--- SUPPLIED DATA ---
>> BEGIN
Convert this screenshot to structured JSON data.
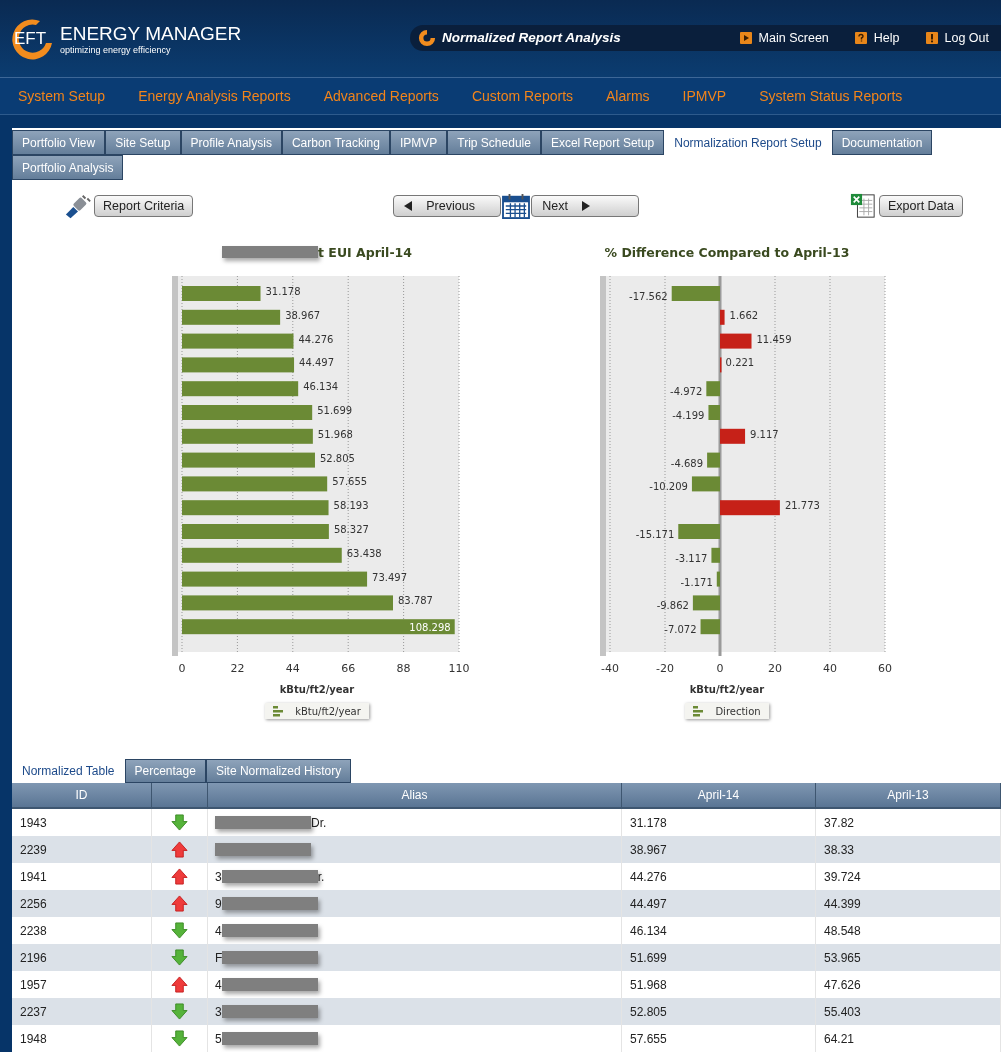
{
  "header": {
    "logo_mark": "EFT",
    "logo_title": "ENERGY MANAGER",
    "logo_tagline": "optimizing energy efficiency",
    "screen_title": "Normalized Report Analysis",
    "links": [
      {
        "kind": "main",
        "label": "Main Screen"
      },
      {
        "kind": "help",
        "label": "Help"
      },
      {
        "kind": "logout",
        "label": "Log Out"
      }
    ]
  },
  "menu": [
    "System Setup",
    "Energy Analysis Reports",
    "Advanced Reports",
    "Custom Reports",
    "Alarms",
    "IPMVP",
    "System Status Reports"
  ],
  "tabs": [
    {
      "label": "Portfolio View",
      "selected": false
    },
    {
      "label": "Site Setup",
      "selected": false
    },
    {
      "label": "Profile Analysis",
      "selected": false
    },
    {
      "label": "Carbon Tracking",
      "selected": false
    },
    {
      "label": "IPMVP",
      "selected": false
    },
    {
      "label": "Trip Schedule",
      "selected": false
    },
    {
      "label": "Excel Report Setup",
      "selected": false
    },
    {
      "label": "Normalization Report Setup",
      "selected": true
    },
    {
      "label": "Documentation",
      "selected": false
    },
    {
      "label": "Portfolio Analysis",
      "selected": false
    }
  ],
  "toolbar": {
    "criteria": "Report Criteria",
    "previous": "Previous",
    "next": "Next",
    "export": "Export Data"
  },
  "charts": [
    {
      "title": "t EUI  April-14",
      "title_redacted": true,
      "chart_data": {
        "type": "bar",
        "orientation": "horizontal",
        "xlabel": "kBtu/ft2/year",
        "xlim": [
          0,
          110
        ],
        "xticks": [
          0,
          22,
          44,
          66,
          88,
          110
        ],
        "grid": true,
        "data_labels": true,
        "series": [
          {
            "name": "kBtu/ft2/year",
            "color": "#6b8a35",
            "values": [
              31.178,
              38.967,
              44.276,
              44.497,
              46.134,
              51.699,
              51.968,
              52.805,
              57.655,
              58.193,
              58.327,
              63.438,
              73.497,
              83.787,
              108.298
            ]
          }
        ]
      }
    },
    {
      "title": "% Difference Compared to  April-13",
      "title_redacted": false,
      "chart_data": {
        "type": "bar",
        "orientation": "horizontal",
        "xlabel": "kBtu/ft2/year",
        "xlim": [
          -40,
          60
        ],
        "xticks": [
          -40,
          -20,
          0,
          20,
          40,
          60
        ],
        "grid": true,
        "data_labels": true,
        "series": [
          {
            "name": "Direction",
            "color": "#6b8a35",
            "colors": [
              "#6b8a35",
              "#c62118",
              "#c62118",
              "#c62118",
              "#6b8a35",
              "#6b8a35",
              "#c62118",
              "#6b8a35",
              "#6b8a35",
              "#c62118",
              "#6b8a35",
              "#6b8a35",
              "#6b8a35",
              "#6b8a35",
              "#6b8a35"
            ],
            "values": [
              -17.562,
              1.662,
              11.459,
              0.221,
              -4.972,
              -4.199,
              9.117,
              -4.689,
              -10.209,
              21.773,
              -15.171,
              -3.117,
              -1.171,
              -9.862,
              -7.072
            ]
          }
        ]
      }
    }
  ],
  "table_tabs": [
    {
      "label": "Normalized Table",
      "selected": true
    },
    {
      "label": "Percentage",
      "selected": false
    },
    {
      "label": "Site Normalized History",
      "selected": false
    }
  ],
  "table": {
    "columns": [
      "ID",
      "Alias",
      "April-14",
      "April-13"
    ],
    "rows": [
      {
        "id": "1943",
        "kind": "down",
        "alias_end": "Dr.",
        "redacted": true,
        "april_14": "31.178",
        "april_13": "37.82"
      },
      {
        "id": "2239",
        "kind": "up",
        "redacted": true,
        "april_14": "38.967",
        "april_13": "38.33"
      },
      {
        "id": "1941",
        "kind": "up",
        "alias_start": "3",
        "alias_end": "r.",
        "redacted": true,
        "april_14": "44.276",
        "april_13": "39.724"
      },
      {
        "id": "2256",
        "kind": "up",
        "alias_start": "9",
        "redacted": true,
        "april_14": "44.497",
        "april_13": "44.399"
      },
      {
        "id": "2238",
        "kind": "down",
        "alias_start": "4",
        "redacted": true,
        "april_14": "46.134",
        "april_13": "48.548"
      },
      {
        "id": "2196",
        "kind": "down",
        "alias_start": "F",
        "redacted": true,
        "april_14": "51.699",
        "april_13": "53.965"
      },
      {
        "id": "1957",
        "kind": "up",
        "alias_start": "4",
        "redacted": true,
        "april_14": "51.968",
        "april_13": "47.626"
      },
      {
        "id": "2237",
        "kind": "down",
        "alias_start": "3",
        "redacted": true,
        "april_14": "52.805",
        "april_13": "55.403"
      },
      {
        "id": "1948",
        "kind": "down",
        "alias_start": "5",
        "redacted": true,
        "april_14": "57.655",
        "april_13": "64.21"
      }
    ]
  }
}
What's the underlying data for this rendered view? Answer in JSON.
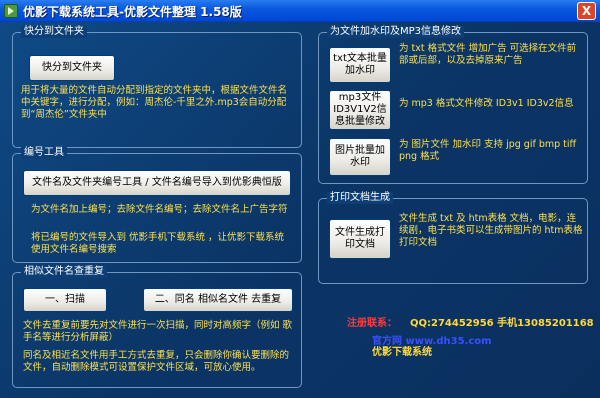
{
  "window": {
    "title": "优影下载系统工具-优影文件整理 1.58版",
    "close_symbol": "X"
  },
  "group_quick": {
    "title": "快分到文件夹",
    "button": "快分到文件夹",
    "desc": "用于将大量的文件自动分配到指定的文件夹中，根据文件文件名中关键字，进行分配，例如：周杰伦-千里之外.mp3会自动分配到“周杰伦”文件夹中"
  },
  "group_number": {
    "title": "编号工具",
    "button": "文件名及文件夹编号工具 / 文件名编号导入到优影典恒版",
    "desc1": "为文件名加上编号；去除文件名编号；去除文件名上广告字符",
    "desc2": "将已编号的文件导入到 优影手机下载系统 ，让优影下载系统使用文件名编号搜索"
  },
  "group_dup": {
    "title": "相似文件名查重复",
    "button_scan": "一、扫描",
    "button_dup": "二、同名 相似名文件 去重复",
    "desc1": "文件去重复前要先对文件进行一次扫描，同时对高频字（例如 歌手名等进行分析屏蔽）",
    "desc2": "同名及相近名文件用手工方式去重复，只会删除你确认要删除的文件，自动删除模式可设置保护文件区域，可放心使用。"
  },
  "group_watermark": {
    "title": "为文件加水印及MP3信息修改",
    "btn_txt": "txt文本批量加水印",
    "desc_txt": "为 txt 格式文件 增加广告 可选择在文件前部或后部，以及去掉原来广告",
    "btn_mp3": "mp3文件ID3V1V2信息批量修改",
    "desc_mp3": "为 mp3 格式文件修改 ID3v1 ID3v2信息",
    "btn_img": "图片批量加水印",
    "desc_img": "为 图片文件 加水印 支持 jpg gif bmp tiff png 格式"
  },
  "group_print": {
    "title": "打印文档生成",
    "button": "文件生成打印文档",
    "desc": "文件生成 txt 及 htm表格 文档，电影，连续剧，电子书类可以生成带图片的 htm表格 打印文档"
  },
  "contact": {
    "label": "注册联系：",
    "qq": "QQ:274452956 手机13085201168",
    "site": "官方网 www.dh35.com",
    "brand": "优影下载系统"
  }
}
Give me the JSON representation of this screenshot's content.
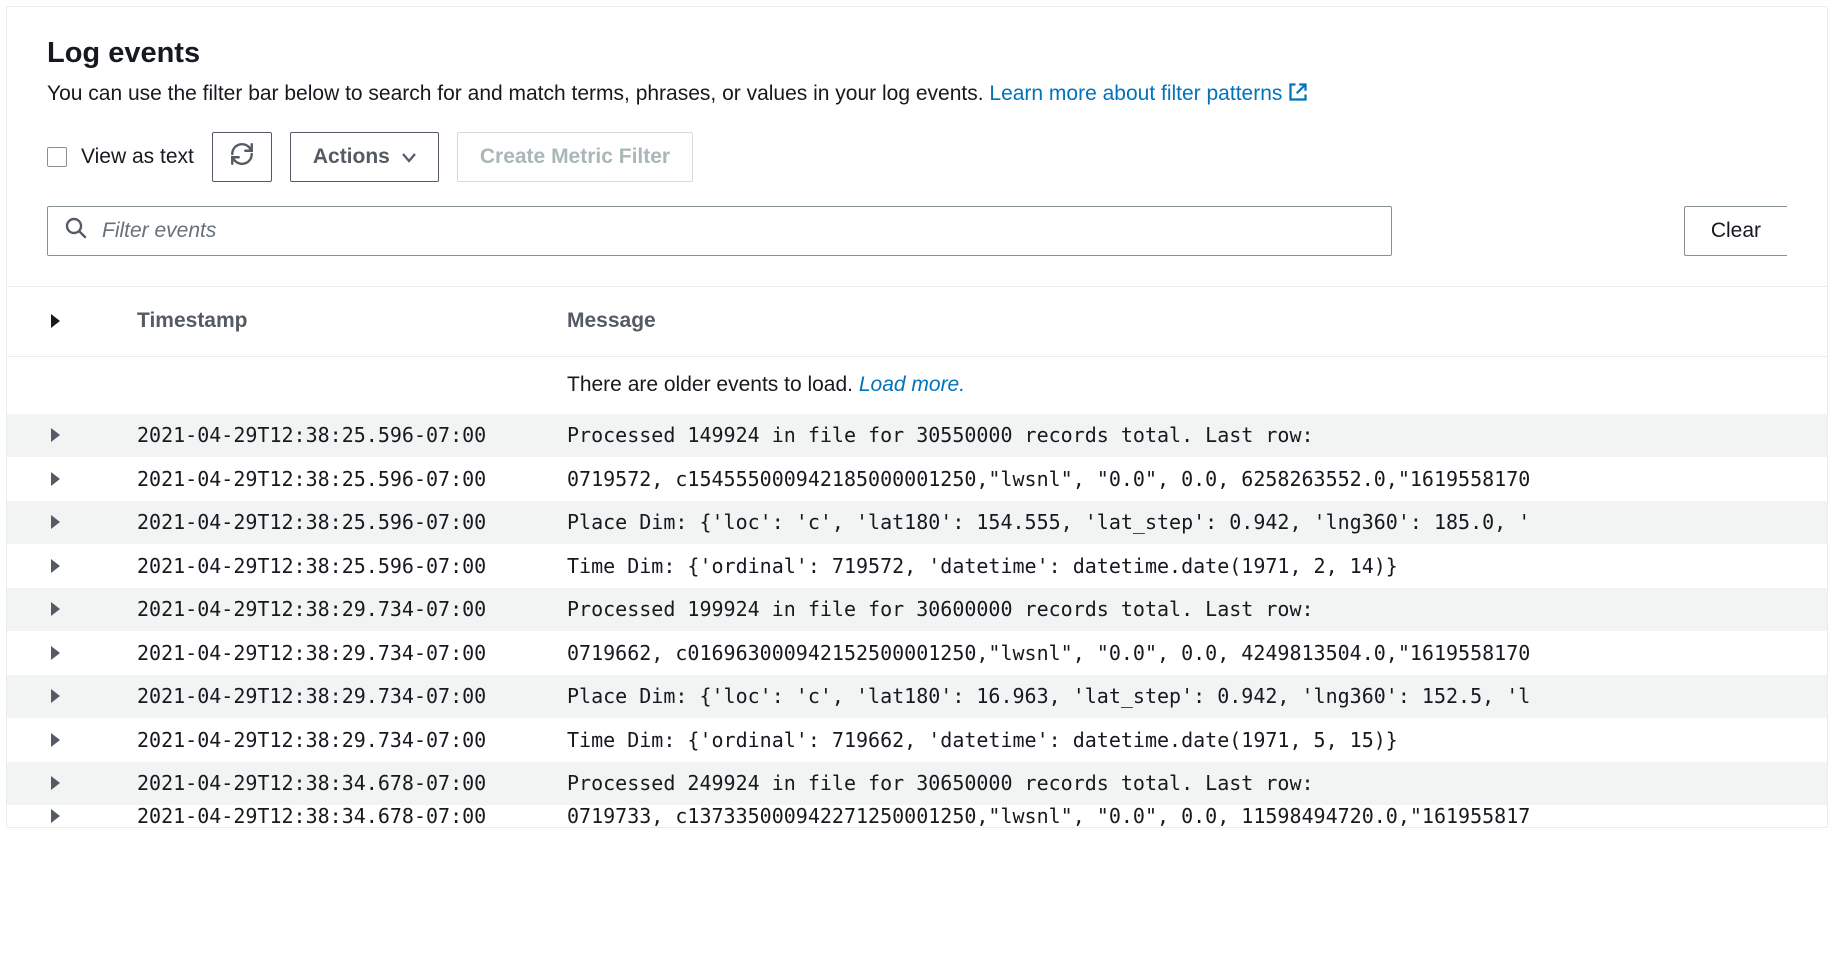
{
  "header": {
    "title": "Log events",
    "subtitle_pre": "You can use the filter bar below to search for and match terms, phrases, or values in your log events. ",
    "learn_link": "Learn more about filter patterns"
  },
  "toolbar": {
    "view_as_text_label": "View as text",
    "actions_label": "Actions",
    "create_metric_label": "Create Metric Filter"
  },
  "filter": {
    "placeholder": "Filter events",
    "clear_label": "Clear"
  },
  "table": {
    "col_timestamp": "Timestamp",
    "col_message": "Message",
    "older_events_text": "There are older events to load. ",
    "load_more_label": "Load more.",
    "rows": [
      {
        "ts": "2021-04-29T12:38:25.596-07:00",
        "msg": "Processed 149924 in file for 30550000 records total. Last row:"
      },
      {
        "ts": "2021-04-29T12:38:25.596-07:00",
        "msg": "0719572, c154555000942185000001250,\"lwsnl\", \"0.0\", 0.0, 6258263552.0,\"1619558170"
      },
      {
        "ts": "2021-04-29T12:38:25.596-07:00",
        "msg": "Place Dim: {'loc': 'c', 'lat180': 154.555, 'lat_step': 0.942, 'lng360': 185.0, '"
      },
      {
        "ts": "2021-04-29T12:38:25.596-07:00",
        "msg": "Time Dim: {'ordinal': 719572, 'datetime': datetime.date(1971, 2, 14)}"
      },
      {
        "ts": "2021-04-29T12:38:29.734-07:00",
        "msg": "Processed 199924 in file for 30600000 records total. Last row:"
      },
      {
        "ts": "2021-04-29T12:38:29.734-07:00",
        "msg": "0719662, c016963000942152500001250,\"lwsnl\", \"0.0\", 0.0, 4249813504.0,\"1619558170"
      },
      {
        "ts": "2021-04-29T12:38:29.734-07:00",
        "msg": "Place Dim: {'loc': 'c', 'lat180': 16.963, 'lat_step': 0.942, 'lng360': 152.5, 'l"
      },
      {
        "ts": "2021-04-29T12:38:29.734-07:00",
        "msg": "Time Dim: {'ordinal': 719662, 'datetime': datetime.date(1971, 5, 15)}"
      },
      {
        "ts": "2021-04-29T12:38:34.678-07:00",
        "msg": "Processed 249924 in file for 30650000 records total. Last row:"
      },
      {
        "ts": "2021-04-29T12:38:34.678-07:00",
        "msg": "0719733, c137335000942271250001250,\"lwsnl\", \"0.0\", 0.0, 11598494720.0,\"161955817"
      }
    ]
  }
}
>> END
Looking at the records above, work out how many lines include the string "ordinal". Give the number and nothing else.

2